TASK DETAILS ▸
Find every line in the records below that holds the word "baseline", and copy each one.

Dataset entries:

-- -- --

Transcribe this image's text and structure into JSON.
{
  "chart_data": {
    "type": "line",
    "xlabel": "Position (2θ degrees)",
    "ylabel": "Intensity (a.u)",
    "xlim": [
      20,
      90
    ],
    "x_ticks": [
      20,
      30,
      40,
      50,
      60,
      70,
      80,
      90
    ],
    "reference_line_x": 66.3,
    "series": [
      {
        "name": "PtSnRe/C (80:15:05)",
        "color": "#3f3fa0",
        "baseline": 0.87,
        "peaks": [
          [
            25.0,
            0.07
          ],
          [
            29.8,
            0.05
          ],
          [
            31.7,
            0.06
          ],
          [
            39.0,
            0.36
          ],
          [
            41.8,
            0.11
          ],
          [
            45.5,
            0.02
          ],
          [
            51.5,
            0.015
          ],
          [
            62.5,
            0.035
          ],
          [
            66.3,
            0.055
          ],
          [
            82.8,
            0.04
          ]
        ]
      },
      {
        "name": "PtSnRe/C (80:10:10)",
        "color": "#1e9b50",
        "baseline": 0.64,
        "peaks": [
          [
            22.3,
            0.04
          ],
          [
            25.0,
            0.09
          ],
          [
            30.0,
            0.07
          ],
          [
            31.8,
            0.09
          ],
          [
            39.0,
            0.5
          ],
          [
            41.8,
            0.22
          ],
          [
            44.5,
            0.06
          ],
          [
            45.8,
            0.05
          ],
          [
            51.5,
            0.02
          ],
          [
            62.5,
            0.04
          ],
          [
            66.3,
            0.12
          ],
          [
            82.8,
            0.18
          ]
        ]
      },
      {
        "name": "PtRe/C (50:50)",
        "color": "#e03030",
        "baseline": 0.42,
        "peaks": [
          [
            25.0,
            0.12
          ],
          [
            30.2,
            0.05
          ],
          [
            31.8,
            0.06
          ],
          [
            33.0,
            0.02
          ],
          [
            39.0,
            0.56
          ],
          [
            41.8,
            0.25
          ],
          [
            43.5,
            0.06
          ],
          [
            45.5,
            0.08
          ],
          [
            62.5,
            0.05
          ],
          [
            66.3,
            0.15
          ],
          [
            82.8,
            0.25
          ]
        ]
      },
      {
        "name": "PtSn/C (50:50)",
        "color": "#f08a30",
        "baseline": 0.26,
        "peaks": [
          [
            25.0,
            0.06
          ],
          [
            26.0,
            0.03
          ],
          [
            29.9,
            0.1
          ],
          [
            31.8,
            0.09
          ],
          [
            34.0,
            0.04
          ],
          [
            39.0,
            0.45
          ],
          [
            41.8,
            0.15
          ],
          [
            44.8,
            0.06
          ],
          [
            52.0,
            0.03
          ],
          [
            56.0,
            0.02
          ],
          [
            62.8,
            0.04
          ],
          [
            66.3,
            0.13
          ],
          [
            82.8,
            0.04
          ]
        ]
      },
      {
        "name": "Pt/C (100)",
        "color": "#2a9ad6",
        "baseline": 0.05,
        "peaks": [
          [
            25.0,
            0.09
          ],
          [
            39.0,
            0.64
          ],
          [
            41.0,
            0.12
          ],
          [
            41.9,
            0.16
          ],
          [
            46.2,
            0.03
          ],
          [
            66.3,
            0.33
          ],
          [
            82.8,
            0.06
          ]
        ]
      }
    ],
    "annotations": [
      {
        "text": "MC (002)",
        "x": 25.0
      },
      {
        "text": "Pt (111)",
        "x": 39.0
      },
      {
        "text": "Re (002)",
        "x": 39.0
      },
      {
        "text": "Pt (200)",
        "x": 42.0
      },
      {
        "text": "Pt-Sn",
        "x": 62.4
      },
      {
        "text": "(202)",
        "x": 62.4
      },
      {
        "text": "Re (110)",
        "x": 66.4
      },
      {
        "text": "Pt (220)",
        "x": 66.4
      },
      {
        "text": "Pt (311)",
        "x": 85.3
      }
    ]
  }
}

-- -- --

TASK RESPONSE ▸
        "baseline": 0.87,
        "baseline": 0.64,
        "baseline": 0.42,
        "baseline": 0.26,
        "baseline": 0.05,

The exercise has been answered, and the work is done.